## DATA SHOWN:
□ □ □ □ □ □ □

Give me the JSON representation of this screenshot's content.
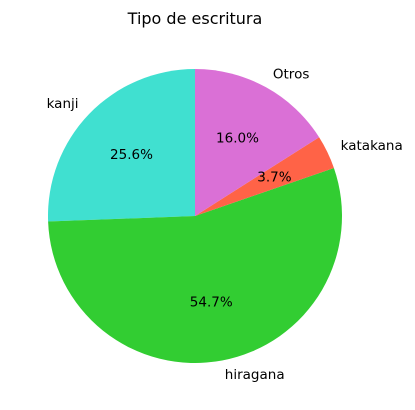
{
  "chart_data": {
    "type": "pie",
    "title": "Tipo de escritura",
    "start_angle_deg": 90,
    "direction": "counterclockwise",
    "slices": [
      {
        "label": "kanji",
        "value": 25.6,
        "pct_text": "25.6%",
        "color": "#40e0d0"
      },
      {
        "label": "hiragana",
        "value": 54.7,
        "pct_text": "54.7%",
        "color": "#32cd32"
      },
      {
        "label": "katakana",
        "value": 3.7,
        "pct_text": "3.7%",
        "color": "#ff6347"
      },
      {
        "label": "Otros",
        "value": 16.0,
        "pct_text": "16.0%",
        "color": "#da70d6"
      }
    ]
  }
}
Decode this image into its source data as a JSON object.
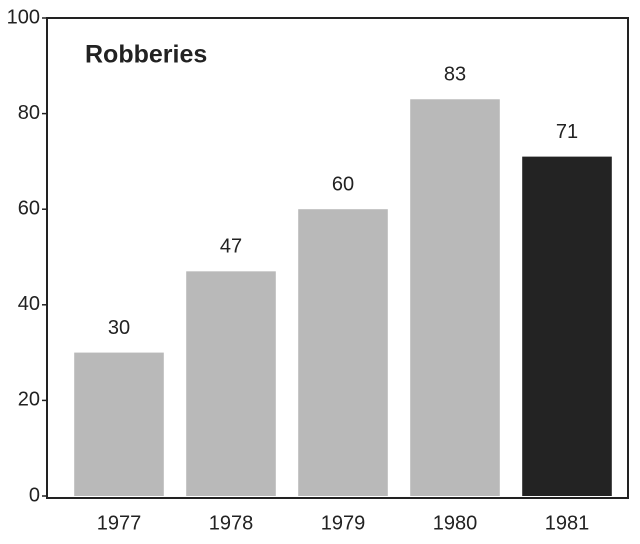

□ □ □ □ □ □ □

## YOUR TASK:
Reproduce all entries exactly. Pictures do not belong in the copy.

## OUTPUT BELOW:
Give me the JSON representation of this screenshot's content.
{
  "chart_data": {
    "type": "pie",
    "title": "Tipo de escritura",
    "start_angle_deg": 90,
    "direction": "counterclockwise",
    "slices": [
      {
        "label": "kanji",
        "value": 25.6,
        "pct_text": "25.6%",
        "color": "#40e0d0"
      },
      {
        "label": "hiragana",
        "value": 54.7,
        "pct_text": "54.7%",
        "color": "#32cd32"
      },
      {
        "label": "katakana",
        "value": 3.7,
        "pct_text": "3.7%",
        "color": "#ff6347"
      },
      {
        "label": "Otros",
        "value": 16.0,
        "pct_text": "16.0%",
        "color": "#da70d6"
      }
    ]
  }
}
Decode this image into its source data as a JSON object.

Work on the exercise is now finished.